What you need to do>
Sort through the data and copy the lines holding the word "Product".

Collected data
[START]
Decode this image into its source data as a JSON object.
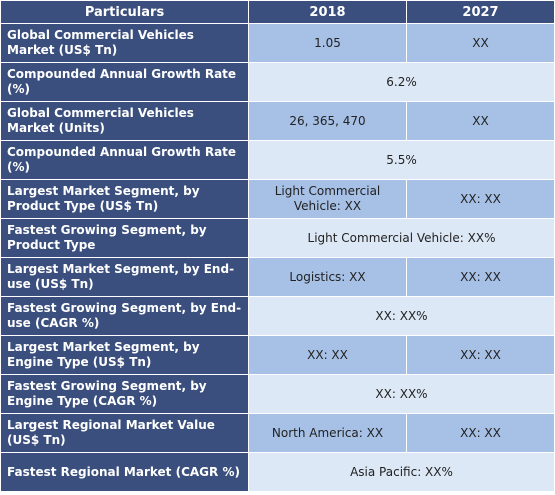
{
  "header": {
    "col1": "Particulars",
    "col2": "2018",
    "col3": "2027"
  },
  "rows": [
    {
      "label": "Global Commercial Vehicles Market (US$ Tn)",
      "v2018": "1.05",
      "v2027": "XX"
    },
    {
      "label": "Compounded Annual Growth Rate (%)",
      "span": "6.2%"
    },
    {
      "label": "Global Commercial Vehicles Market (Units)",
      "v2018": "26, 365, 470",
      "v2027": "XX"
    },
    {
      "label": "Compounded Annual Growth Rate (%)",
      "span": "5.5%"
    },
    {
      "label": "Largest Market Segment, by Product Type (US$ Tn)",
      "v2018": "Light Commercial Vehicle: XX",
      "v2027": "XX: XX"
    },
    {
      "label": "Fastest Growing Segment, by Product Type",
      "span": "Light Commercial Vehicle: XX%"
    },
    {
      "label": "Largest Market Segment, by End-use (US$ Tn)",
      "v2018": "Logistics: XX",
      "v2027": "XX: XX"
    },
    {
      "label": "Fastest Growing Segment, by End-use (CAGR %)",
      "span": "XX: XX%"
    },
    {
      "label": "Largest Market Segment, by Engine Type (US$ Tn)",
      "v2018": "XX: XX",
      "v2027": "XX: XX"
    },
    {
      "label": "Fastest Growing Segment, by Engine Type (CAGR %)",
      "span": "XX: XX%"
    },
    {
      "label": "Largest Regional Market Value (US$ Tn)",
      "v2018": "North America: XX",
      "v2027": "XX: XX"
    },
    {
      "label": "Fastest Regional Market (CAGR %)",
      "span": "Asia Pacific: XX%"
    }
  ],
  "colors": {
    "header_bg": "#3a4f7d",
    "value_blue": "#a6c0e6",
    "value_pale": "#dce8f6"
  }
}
[END]
[START]
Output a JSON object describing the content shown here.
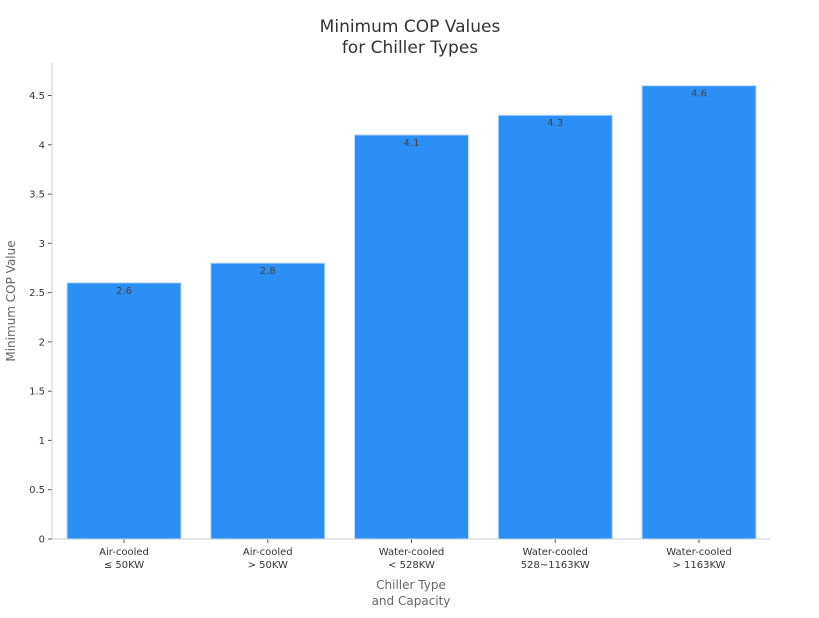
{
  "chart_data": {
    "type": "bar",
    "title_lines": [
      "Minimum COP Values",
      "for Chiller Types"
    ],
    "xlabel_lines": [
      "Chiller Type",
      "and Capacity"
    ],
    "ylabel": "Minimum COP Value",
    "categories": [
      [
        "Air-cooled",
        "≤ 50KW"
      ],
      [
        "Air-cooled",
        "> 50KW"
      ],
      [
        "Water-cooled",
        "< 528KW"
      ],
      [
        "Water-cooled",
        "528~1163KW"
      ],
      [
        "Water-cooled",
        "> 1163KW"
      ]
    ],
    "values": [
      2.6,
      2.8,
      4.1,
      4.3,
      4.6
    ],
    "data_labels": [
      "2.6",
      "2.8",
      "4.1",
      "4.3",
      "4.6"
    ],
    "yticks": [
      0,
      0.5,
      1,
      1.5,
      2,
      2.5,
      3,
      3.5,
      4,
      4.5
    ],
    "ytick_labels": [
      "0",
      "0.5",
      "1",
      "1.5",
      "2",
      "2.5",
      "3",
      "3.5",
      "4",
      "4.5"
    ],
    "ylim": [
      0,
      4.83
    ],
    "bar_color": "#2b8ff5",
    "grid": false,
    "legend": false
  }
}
[END]
Response to this exercise>
      "label": "Largest Market Segment, by Product Type (US$ Tn)",
      "label": "Fastest Growing Segment, by Product Type",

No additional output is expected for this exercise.